┌─ RECORDS PROVIDED
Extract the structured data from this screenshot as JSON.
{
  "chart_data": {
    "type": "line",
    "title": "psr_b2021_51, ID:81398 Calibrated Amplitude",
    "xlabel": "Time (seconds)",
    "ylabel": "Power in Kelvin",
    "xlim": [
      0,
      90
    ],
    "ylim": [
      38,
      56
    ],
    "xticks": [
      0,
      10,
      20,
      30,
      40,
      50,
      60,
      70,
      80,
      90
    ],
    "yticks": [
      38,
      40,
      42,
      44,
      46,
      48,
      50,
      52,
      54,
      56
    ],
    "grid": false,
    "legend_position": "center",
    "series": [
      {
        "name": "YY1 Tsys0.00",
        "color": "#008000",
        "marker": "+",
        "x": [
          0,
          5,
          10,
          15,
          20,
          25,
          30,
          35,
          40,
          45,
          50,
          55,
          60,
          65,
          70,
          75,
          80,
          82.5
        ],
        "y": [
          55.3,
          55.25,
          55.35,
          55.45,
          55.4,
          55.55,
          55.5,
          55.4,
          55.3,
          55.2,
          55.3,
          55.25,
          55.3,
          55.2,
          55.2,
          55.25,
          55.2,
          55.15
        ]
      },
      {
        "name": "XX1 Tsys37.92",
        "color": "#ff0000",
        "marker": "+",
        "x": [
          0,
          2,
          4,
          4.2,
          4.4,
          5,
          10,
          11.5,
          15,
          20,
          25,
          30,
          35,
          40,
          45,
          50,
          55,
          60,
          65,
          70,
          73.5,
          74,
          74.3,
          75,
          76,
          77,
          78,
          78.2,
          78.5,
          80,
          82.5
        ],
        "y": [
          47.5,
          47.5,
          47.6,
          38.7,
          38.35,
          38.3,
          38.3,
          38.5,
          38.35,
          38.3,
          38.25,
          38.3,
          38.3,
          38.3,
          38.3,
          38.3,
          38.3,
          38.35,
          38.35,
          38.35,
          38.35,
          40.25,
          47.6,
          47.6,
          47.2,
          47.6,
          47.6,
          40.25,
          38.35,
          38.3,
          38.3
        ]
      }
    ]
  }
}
└─
REQUIREMENTS: Restate the listing in full, word for word.

FULL OUTPUT:
Extract the structured data from this screenshot as JSON.
{
  "chart_data": {
    "type": "line",
    "title": "psr_b2021_51, ID:81398 Calibrated Amplitude",
    "xlabel": "Time (seconds)",
    "ylabel": "Power in Kelvin",
    "xlim": [
      0,
      90
    ],
    "ylim": [
      38,
      56
    ],
    "xticks": [
      0,
      10,
      20,
      30,
      40,
      50,
      60,
      70,
      80,
      90
    ],
    "yticks": [
      38,
      40,
      42,
      44,
      46,
      48,
      50,
      52,
      54,
      56
    ],
    "grid": false,
    "legend_position": "center",
    "series": [
      {
        "name": "YY1 Tsys0.00",
        "color": "#008000",
        "marker": "+",
        "x": [
          0,
          5,
          10,
          15,
          20,
          25,
          30,
          35,
          40,
          45,
          50,
          55,
          60,
          65,
          70,
          75,
          80,
          82.5
        ],
        "y": [
          55.3,
          55.25,
          55.35,
          55.45,
          55.4,
          55.55,
          55.5,
          55.4,
          55.3,
          55.2,
          55.3,
          55.25,
          55.3,
          55.2,
          55.2,
          55.25,
          55.2,
          55.15
        ]
      },
      {
        "name": "XX1 Tsys37.92",
        "color": "#ff0000",
        "marker": "+",
        "x": [
          0,
          2,
          4,
          4.2,
          4.4,
          5,
          10,
          11.5,
          15,
          20,
          25,
          30,
          35,
          40,
          45,
          50,
          55,
          60,
          65,
          70,
          73.5,
          74,
          74.3,
          75,
          76,
          77,
          78,
          78.2,
          78.5,
          80,
          82.5
        ],
        "y": [
          47.5,
          47.5,
          47.6,
          38.7,
          38.35,
          38.3,
          38.3,
          38.5,
          38.35,
          38.3,
          38.25,
          38.3,
          38.3,
          38.3,
          38.3,
          38.3,
          38.3,
          38.35,
          38.35,
          38.35,
          38.35,
          40.25,
          47.6,
          47.6,
          47.2,
          47.6,
          47.6,
          40.25,
          38.35,
          38.3,
          38.3
        ]
      }
    ]
  }
}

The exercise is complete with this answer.